Each entry that follows must be output without any deviation.

■ Task material:
--- BEGIN ---

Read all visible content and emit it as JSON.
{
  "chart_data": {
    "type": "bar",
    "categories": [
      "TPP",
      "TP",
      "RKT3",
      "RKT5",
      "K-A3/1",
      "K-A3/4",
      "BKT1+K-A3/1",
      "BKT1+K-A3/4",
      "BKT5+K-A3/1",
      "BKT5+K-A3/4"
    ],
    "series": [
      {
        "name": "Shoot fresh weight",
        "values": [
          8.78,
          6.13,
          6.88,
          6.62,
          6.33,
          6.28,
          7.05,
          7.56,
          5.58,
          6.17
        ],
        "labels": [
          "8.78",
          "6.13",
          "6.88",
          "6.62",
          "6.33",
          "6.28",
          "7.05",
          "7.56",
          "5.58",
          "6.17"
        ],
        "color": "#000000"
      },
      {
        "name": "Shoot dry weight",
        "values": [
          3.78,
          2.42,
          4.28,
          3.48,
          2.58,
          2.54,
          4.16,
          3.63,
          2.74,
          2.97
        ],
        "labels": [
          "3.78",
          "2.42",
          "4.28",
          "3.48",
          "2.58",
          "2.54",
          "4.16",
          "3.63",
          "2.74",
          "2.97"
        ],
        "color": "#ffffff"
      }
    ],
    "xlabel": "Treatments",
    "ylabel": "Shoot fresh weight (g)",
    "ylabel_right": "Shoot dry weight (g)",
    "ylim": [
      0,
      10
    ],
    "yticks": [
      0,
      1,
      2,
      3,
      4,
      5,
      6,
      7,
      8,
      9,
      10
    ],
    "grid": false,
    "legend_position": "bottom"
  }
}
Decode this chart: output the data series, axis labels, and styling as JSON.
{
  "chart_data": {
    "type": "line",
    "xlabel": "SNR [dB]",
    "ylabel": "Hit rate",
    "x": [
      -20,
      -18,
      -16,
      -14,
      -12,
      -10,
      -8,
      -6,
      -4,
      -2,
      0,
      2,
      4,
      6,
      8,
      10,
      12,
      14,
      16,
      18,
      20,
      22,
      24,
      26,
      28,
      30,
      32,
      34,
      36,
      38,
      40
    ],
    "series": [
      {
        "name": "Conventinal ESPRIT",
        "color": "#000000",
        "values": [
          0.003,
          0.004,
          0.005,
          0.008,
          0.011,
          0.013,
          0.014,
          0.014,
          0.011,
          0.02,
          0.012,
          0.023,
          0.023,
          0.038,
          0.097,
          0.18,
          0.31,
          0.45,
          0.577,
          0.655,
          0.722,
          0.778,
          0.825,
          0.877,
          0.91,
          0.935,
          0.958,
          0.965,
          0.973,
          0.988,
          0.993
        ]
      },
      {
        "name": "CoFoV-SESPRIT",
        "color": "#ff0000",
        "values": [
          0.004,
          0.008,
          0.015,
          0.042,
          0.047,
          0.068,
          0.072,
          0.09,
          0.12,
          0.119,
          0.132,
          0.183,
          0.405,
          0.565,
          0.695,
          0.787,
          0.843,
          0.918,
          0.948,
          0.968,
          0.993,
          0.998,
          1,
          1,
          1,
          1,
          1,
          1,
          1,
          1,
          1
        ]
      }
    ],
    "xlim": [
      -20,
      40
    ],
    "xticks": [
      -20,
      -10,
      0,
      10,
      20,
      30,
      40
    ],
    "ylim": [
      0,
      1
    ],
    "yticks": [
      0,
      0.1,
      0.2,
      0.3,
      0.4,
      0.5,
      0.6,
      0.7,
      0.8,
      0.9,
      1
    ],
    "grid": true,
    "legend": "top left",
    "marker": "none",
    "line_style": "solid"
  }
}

--- END ---

■ Response to this exercise:
Read all visible content and emit it as JSON.
{
  "chart_data": {
    "type": "bar",
    "categories": [
      "TPP",
      "TP",
      "RKT3",
      "RKT5",
      "K-A3/1",
      "K-A3/4",
      "BKT1+K-A3/1",
      "BKT1+K-A3/4",
      "BKT5+K-A3/1",
      "BKT5+K-A3/4"
    ],
    "series": [
      {
        "name": "Shoot fresh weight",
        "values": [
          8.78,
          6.13,
          6.88,
          6.62,
          6.33,
          6.28,
          7.05,
          7.56,
          5.58,
          6.17
        ],
        "labels": [
          "8.78",
          "6.13",
          "6.88",
          "6.62",
          "6.33",
          "6.28",
          "7.05",
          "7.56",
          "5.58",
          "6.17"
        ],
        "color": "#000000"
      },
      {
        "name": "Shoot dry weight",
        "values": [
          3.78,
          2.42,
          4.28,
          3.48,
          2.58,
          2.54,
          4.16,
          3.63,
          2.74,
          2.97
        ],
        "labels": [
          "3.78",
          "2.42",
          "4.28",
          "3.48",
          "2.58",
          "2.54",
          "4.16",
          "3.63",
          "2.74",
          "2.97"
        ],
        "color": "#ffffff"
      }
    ],
    "xlabel": "Treatments",
    "ylabel": "Shoot fresh weight (g)",
    "ylabel_right": "Shoot dry weight (g)",
    "ylim": [
      0,
      10
    ],
    "yticks": [
      0,
      1,
      2,
      3,
      4,
      5,
      6,
      7,
      8,
      9,
      10
    ],
    "grid": false,
    "legend_position": "bottom"
  }
}
Decode this chart: output the data series, axis labels, and styling as JSON.
{
  "chart_data": {
    "type": "line",
    "xlabel": "SNR [dB]",
    "ylabel": "Hit rate",
    "x": [
      -20,
      -18,
      -16,
      -14,
      -12,
      -10,
      -8,
      -6,
      -4,
      -2,
      0,
      2,
      4,
      6,
      8,
      10,
      12,
      14,
      16,
      18,
      20,
      22,
      24,
      26,
      28,
      30,
      32,
      34,
      36,
      38,
      40
    ],
    "series": [
      {
        "name": "Conventinal ESPRIT",
        "color": "#000000",
        "values": [
          0.003,
          0.004,
          0.005,
          0.008,
          0.011,
          0.013,
          0.014,
          0.014,
          0.011,
          0.02,
          0.012,
          0.023,
          0.023,
          0.038,
          0.097,
          0.18,
          0.31,
          0.45,
          0.577,
          0.655,
          0.722,
          0.778,
          0.825,
          0.877,
          0.91,
          0.935,
          0.958,
          0.965,
          0.973,
          0.988,
          0.993
        ]
      },
      {
        "name": "CoFoV-SESPRIT",
        "color": "#ff0000",
        "values": [
          0.004,
          0.008,
          0.015,
          0.042,
          0.047,
          0.068,
          0.072,
          0.09,
          0.12,
          0.119,
          0.132,
          0.183,
          0.405,
          0.565,
          0.695,
          0.787,
          0.843,
          0.918,
          0.948,
          0.968,
          0.993,
          0.998,
          1,
          1,
          1,
          1,
          1,
          1,
          1,
          1,
          1
        ]
      }
    ],
    "xlim": [
      -20,
      40
    ],
    "xticks": [
      -20,
      -10,
      0,
      10,
      20,
      30,
      40
    ],
    "ylim": [
      0,
      1
    ],
    "yticks": [
      0,
      0.1,
      0.2,
      0.3,
      0.4,
      0.5,
      0.6,
      0.7,
      0.8,
      0.9,
      1
    ],
    "grid": true,
    "legend": "top left",
    "marker": "none",
    "line_style": "solid"
  }
}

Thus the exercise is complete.